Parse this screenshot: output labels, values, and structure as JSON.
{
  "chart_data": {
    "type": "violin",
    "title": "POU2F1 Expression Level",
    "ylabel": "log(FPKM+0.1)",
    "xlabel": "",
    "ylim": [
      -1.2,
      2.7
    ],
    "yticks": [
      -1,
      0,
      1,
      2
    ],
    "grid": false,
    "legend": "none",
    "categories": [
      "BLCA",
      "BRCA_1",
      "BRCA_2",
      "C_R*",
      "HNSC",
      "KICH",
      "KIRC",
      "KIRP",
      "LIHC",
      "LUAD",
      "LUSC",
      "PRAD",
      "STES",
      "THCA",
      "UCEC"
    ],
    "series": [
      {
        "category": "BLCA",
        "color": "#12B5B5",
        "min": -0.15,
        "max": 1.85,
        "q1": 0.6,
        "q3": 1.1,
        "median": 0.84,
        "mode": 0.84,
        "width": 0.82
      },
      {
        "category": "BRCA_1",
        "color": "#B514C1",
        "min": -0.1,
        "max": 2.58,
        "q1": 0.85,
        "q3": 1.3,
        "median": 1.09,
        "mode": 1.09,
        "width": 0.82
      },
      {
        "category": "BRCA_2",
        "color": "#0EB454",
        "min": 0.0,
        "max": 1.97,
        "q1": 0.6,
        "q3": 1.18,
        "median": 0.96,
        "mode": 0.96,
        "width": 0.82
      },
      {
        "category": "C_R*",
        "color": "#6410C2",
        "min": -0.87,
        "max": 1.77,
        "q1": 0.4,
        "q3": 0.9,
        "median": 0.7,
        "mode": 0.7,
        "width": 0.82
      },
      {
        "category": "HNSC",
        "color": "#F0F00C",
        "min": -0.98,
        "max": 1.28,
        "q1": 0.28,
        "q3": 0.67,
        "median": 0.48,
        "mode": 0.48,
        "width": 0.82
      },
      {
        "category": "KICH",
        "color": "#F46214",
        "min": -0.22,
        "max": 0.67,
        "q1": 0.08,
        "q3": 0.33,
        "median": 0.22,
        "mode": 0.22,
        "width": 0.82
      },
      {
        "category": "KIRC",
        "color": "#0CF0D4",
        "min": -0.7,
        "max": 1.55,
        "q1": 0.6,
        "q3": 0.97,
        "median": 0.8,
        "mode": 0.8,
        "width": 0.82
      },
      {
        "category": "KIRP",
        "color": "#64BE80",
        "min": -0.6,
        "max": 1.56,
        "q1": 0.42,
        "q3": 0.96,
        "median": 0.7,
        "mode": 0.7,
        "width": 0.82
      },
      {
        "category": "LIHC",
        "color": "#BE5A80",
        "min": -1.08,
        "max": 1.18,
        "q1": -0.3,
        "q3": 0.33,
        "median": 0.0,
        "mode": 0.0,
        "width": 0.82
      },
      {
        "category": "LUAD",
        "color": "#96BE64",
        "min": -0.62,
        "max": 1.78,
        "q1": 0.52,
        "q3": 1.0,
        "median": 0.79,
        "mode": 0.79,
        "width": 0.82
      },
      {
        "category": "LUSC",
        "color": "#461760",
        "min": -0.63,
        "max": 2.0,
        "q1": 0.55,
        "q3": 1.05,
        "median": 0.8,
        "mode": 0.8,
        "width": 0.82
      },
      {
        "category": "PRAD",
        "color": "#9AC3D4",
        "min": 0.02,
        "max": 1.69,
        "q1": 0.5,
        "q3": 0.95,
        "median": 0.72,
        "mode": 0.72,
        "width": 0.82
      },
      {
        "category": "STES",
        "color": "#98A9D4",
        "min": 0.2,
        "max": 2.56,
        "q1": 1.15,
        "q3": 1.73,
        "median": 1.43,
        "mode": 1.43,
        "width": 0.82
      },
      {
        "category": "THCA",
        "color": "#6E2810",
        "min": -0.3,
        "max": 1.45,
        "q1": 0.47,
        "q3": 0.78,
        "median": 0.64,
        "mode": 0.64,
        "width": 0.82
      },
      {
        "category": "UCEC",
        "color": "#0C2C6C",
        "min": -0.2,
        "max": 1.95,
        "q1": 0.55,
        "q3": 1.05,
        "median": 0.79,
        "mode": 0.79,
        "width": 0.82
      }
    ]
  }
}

◇ ◇ ◇ ◇ ◇ ◇ ◇

Repeat every line of the records above exactly.

Parse this screenshot: output labels, values, and structure as JSON.
{
  "chart_data": {
    "type": "violin",
    "title": "POU2F1 Expression Level",
    "ylabel": "log(FPKM+0.1)",
    "xlabel": "",
    "ylim": [
      -1.2,
      2.7
    ],
    "yticks": [
      -1,
      0,
      1,
      2
    ],
    "grid": false,
    "legend": "none",
    "categories": [
      "BLCA",
      "BRCA_1",
      "BRCA_2",
      "C_R*",
      "HNSC",
      "KICH",
      "KIRC",
      "KIRP",
      "LIHC",
      "LUAD",
      "LUSC",
      "PRAD",
      "STES",
      "THCA",
      "UCEC"
    ],
    "series": [
      {
        "category": "BLCA",
        "color": "#12B5B5",
        "min": -0.15,
        "max": 1.85,
        "q1": 0.6,
        "q3": 1.1,
        "median": 0.84,
        "mode": 0.84,
        "width": 0.82
      },
      {
        "category": "BRCA_1",
        "color": "#B514C1",
        "min": -0.1,
        "max": 2.58,
        "q1": 0.85,
        "q3": 1.3,
        "median": 1.09,
        "mode": 1.09,
        "width": 0.82
      },
      {
        "category": "BRCA_2",
        "color": "#0EB454",
        "min": 0.0,
        "max": 1.97,
        "q1": 0.6,
        "q3": 1.18,
        "median": 0.96,
        "mode": 0.96,
        "width": 0.82
      },
      {
        "category": "C_R*",
        "color": "#6410C2",
        "min": -0.87,
        "max": 1.77,
        "q1": 0.4,
        "q3": 0.9,
        "median": 0.7,
        "mode": 0.7,
        "width": 0.82
      },
      {
        "category": "HNSC",
        "color": "#F0F00C",
        "min": -0.98,
        "max": 1.28,
        "q1": 0.28,
        "q3": 0.67,
        "median": 0.48,
        "mode": 0.48,
        "width": 0.82
      },
      {
        "category": "KICH",
        "color": "#F46214",
        "min": -0.22,
        "max": 0.67,
        "q1": 0.08,
        "q3": 0.33,
        "median": 0.22,
        "mode": 0.22,
        "width": 0.82
      },
      {
        "category": "KIRC",
        "color": "#0CF0D4",
        "min": -0.7,
        "max": 1.55,
        "q1": 0.6,
        "q3": 0.97,
        "median": 0.8,
        "mode": 0.8,
        "width": 0.82
      },
      {
        "category": "KIRP",
        "color": "#64BE80",
        "min": -0.6,
        "max": 1.56,
        "q1": 0.42,
        "q3": 0.96,
        "median": 0.7,
        "mode": 0.7,
        "width": 0.82
      },
      {
        "category": "LIHC",
        "color": "#BE5A80",
        "min": -1.08,
        "max": 1.18,
        "q1": -0.3,
        "q3": 0.33,
        "median": 0.0,
        "mode": 0.0,
        "width": 0.82
      },
      {
        "category": "LUAD",
        "color": "#96BE64",
        "min": -0.62,
        "max": 1.78,
        "q1": 0.52,
        "q3": 1.0,
        "median": 0.79,
        "mode": 0.79,
        "width": 0.82
      },
      {
        "category": "LUSC",
        "color": "#461760",
        "min": -0.63,
        "max": 2.0,
        "q1": 0.55,
        "q3": 1.05,
        "median": 0.8,
        "mode": 0.8,
        "width": 0.82
      },
      {
        "category": "PRAD",
        "color": "#9AC3D4",
        "min": 0.02,
        "max": 1.69,
        "q1": 0.5,
        "q3": 0.95,
        "median": 0.72,
        "mode": 0.72,
        "width": 0.82
      },
      {
        "category": "STES",
        "color": "#98A9D4",
        "min": 0.2,
        "max": 2.56,
        "q1": 1.15,
        "q3": 1.73,
        "median": 1.43,
        "mode": 1.43,
        "width": 0.82
      },
      {
        "category": "THCA",
        "color": "#6E2810",
        "min": -0.3,
        "max": 1.45,
        "q1": 0.47,
        "q3": 0.78,
        "median": 0.64,
        "mode": 0.64,
        "width": 0.82
      },
      {
        "category": "UCEC",
        "color": "#0C2C6C",
        "min": -0.2,
        "max": 1.95,
        "q1": 0.55,
        "q3": 1.05,
        "median": 0.79,
        "mode": 0.79,
        "width": 0.82
      }
    ]
  }
}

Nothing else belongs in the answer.